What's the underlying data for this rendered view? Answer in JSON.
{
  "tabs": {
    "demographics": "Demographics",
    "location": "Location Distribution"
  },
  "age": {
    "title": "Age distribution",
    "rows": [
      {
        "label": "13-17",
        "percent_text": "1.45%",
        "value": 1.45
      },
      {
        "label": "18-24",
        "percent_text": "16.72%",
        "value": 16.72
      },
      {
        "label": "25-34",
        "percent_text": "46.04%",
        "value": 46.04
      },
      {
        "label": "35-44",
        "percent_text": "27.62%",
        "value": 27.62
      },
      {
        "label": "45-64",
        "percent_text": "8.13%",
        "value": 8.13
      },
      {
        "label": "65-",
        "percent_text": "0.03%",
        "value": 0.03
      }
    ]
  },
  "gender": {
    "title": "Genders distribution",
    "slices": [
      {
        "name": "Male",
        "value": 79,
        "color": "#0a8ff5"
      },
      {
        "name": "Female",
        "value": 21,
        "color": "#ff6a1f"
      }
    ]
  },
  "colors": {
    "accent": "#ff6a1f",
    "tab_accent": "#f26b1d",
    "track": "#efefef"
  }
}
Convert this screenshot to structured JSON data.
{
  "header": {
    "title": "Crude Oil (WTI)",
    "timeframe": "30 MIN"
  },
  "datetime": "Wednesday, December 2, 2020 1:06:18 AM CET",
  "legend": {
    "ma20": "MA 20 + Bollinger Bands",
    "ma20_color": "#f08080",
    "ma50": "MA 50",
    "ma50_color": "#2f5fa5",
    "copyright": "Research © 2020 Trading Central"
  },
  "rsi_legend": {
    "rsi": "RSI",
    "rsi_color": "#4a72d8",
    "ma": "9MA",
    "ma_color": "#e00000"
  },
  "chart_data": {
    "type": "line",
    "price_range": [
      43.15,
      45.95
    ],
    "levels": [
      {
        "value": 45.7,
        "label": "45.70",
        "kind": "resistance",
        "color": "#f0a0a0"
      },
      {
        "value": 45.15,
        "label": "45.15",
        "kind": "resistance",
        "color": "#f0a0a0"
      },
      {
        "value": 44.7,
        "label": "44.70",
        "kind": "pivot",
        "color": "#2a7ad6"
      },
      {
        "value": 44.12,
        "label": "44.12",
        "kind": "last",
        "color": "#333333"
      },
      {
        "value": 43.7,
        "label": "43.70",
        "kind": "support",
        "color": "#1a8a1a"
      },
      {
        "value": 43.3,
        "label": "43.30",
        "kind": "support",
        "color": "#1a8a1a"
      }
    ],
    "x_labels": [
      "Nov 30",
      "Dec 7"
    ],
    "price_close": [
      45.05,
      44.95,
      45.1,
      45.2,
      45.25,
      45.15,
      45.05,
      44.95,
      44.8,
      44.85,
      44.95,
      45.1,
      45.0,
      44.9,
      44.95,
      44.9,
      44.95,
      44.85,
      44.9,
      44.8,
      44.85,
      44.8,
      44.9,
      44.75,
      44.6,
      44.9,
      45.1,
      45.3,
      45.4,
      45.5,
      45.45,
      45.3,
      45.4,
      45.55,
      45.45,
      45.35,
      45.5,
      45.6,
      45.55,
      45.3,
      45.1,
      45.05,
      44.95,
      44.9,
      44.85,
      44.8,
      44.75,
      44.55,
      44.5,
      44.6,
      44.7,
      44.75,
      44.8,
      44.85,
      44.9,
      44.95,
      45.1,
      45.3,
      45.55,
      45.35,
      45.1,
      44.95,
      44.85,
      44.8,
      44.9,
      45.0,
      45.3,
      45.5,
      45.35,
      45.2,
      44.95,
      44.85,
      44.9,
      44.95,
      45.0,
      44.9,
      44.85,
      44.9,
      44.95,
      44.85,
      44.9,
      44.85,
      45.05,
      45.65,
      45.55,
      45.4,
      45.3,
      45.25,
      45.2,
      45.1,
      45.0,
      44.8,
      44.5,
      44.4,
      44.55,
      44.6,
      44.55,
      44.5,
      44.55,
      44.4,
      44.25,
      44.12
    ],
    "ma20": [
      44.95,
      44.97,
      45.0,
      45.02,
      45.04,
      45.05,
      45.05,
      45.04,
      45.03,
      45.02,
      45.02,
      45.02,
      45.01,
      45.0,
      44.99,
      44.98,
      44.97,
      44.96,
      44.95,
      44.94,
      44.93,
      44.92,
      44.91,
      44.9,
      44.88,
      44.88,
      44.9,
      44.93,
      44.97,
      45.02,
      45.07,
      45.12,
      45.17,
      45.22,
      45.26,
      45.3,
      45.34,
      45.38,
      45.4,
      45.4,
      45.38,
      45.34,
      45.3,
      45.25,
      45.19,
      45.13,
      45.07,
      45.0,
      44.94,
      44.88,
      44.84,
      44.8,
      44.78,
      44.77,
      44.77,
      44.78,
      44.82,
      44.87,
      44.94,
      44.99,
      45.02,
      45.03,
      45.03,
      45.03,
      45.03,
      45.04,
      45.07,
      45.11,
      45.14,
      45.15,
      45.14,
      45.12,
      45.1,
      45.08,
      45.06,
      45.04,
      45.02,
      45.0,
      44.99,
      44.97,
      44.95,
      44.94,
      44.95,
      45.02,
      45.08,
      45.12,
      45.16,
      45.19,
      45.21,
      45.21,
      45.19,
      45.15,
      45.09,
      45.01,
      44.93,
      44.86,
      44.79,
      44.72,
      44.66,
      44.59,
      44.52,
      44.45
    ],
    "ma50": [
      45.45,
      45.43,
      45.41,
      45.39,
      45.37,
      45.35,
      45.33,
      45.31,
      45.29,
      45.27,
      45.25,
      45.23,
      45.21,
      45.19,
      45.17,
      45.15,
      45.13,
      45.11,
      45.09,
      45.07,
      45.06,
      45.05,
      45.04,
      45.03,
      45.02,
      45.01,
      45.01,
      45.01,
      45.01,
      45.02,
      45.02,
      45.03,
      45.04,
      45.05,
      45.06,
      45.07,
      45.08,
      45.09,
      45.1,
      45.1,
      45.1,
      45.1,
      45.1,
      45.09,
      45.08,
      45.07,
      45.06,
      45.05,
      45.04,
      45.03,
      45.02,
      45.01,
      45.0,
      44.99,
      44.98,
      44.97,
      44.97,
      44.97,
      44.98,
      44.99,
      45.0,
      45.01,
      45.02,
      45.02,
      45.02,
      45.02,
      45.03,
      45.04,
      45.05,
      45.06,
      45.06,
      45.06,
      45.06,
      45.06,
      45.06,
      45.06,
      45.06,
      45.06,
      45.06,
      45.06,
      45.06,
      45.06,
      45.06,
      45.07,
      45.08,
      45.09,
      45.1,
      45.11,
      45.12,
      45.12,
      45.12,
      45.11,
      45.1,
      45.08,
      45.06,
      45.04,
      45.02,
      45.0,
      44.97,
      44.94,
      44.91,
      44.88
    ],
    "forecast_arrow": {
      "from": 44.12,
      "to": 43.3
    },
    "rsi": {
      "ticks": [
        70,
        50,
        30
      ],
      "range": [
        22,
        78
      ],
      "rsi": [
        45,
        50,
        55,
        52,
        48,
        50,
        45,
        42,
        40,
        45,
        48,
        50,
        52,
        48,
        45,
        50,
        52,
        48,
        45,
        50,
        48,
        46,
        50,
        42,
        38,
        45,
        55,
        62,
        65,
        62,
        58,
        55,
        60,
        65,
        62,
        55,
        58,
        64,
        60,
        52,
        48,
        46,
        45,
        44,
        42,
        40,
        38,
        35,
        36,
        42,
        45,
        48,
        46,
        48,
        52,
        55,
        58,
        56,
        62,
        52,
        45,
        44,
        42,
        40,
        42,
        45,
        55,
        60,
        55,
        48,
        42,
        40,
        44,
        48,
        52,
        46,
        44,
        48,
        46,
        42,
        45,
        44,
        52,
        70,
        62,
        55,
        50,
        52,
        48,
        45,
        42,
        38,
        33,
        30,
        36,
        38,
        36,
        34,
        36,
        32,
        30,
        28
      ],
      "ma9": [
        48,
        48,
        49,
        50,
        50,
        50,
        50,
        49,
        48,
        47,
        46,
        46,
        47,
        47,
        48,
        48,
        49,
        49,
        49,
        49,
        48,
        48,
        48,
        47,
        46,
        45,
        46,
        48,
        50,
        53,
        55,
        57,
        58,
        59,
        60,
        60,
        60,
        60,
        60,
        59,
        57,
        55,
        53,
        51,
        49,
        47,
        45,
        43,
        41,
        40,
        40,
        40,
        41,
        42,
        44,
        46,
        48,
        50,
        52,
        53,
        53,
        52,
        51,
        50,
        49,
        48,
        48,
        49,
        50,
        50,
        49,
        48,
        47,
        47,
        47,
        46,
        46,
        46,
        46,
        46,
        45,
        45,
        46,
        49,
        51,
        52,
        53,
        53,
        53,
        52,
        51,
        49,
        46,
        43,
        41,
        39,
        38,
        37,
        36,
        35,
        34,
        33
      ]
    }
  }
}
··········
## WORK REQUIRED
In the entries above, identify every line with the string "title".

## FULL RESPONSE
    "title": "Age distribution",
    "title": "Genders distribution",
    "title": "Crude Oil (WTI)",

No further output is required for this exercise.